*** EXTRACT TO READ
[antlr-interest] Re: Nondeterminism problem

[Oliver Zeigermann]

Terence Parr wrote:
> On Friday, December 19, 2003, at 08:39 AM, Oliver Zeigermann wrote:
> 
>>>I think you'll find that LALL(k) done by PCCTS is a proper *superset*.
>>>I don't understand "only one that does practical SLL(k) near
>>>computation".  Can you rephrase?
>>
>>I browsed around the SLK site a bit and guess SLK *nearly* is able to
>>solve the SLL(k) computation in polynomial time instead of exponential.
> 
> 
> Howdy :)
> 
> This is not possible in theory for k>1 because each lookahead set is 
> O(|T|^k) in the worst case.  In practice it's not as bad, but can 
> quickly explode for k>2.  The algorithm is irrelevant...this is min 
> requirement just to store a *single* lookahead set.
> 
> 
>>As far as I understand it uses the fact SLL(k) computation for any
>>*fixed* k is polynomial only.
> 
> 
> Actually, it can never be polynomial in theory.  The sequence of tokens 
> is combinatoric.  Sometimes in practice you can make it do k=7 as I've 
> done with antlr on small grammars.
******
*** PROVIDED MATERIAL
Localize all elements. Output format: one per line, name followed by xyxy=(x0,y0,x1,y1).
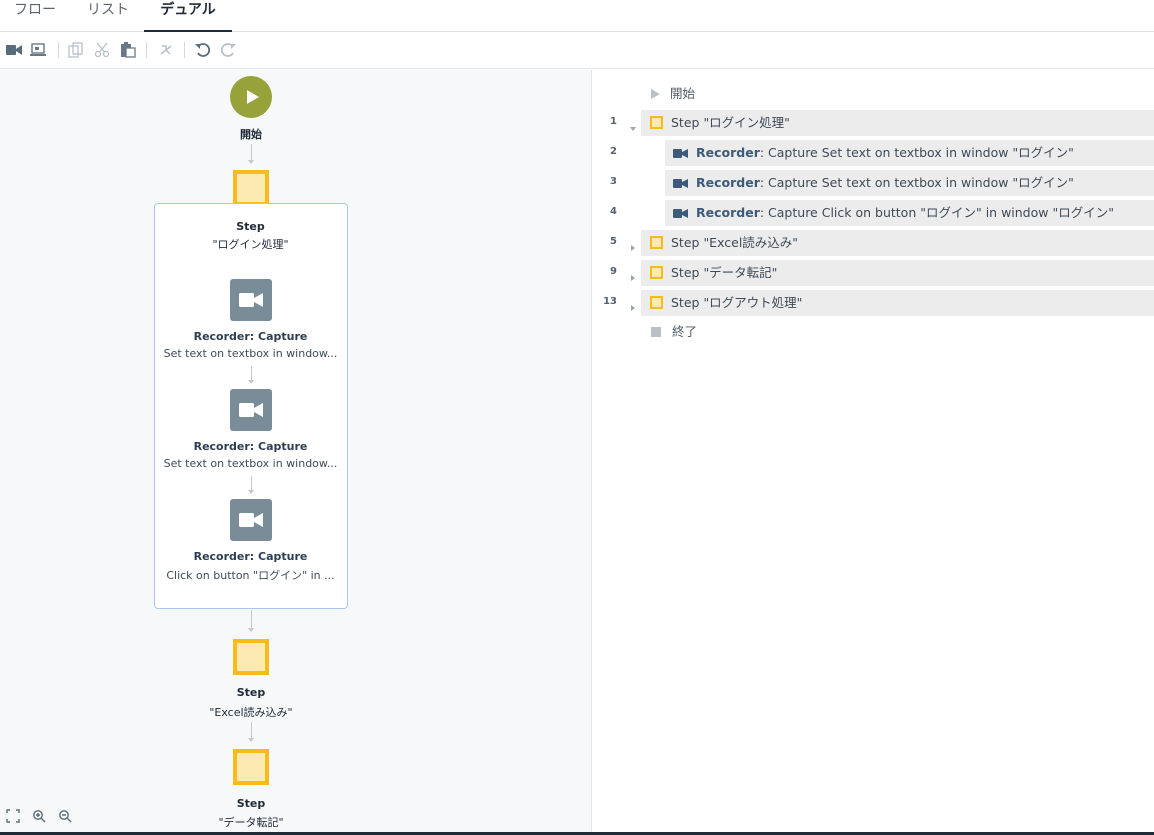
******
Transcribe the part of the mailing-list reply on SLL(k) lookahead from "[Oliver Zeigermann]" to "a proper *superset*.". The material that comes after the mailing-list reply is separate from it and stands on its own.

- [WRITTEN RESPONSE]
[Oliver Zeigermann]

Terence Parr wrote:
> On Friday, December 19, 2003, at 08:39 AM, Oliver Zeigermann wrote:
> 
>>>I think you'll find that LALL(k) done by PCCTS is a proper *superset*.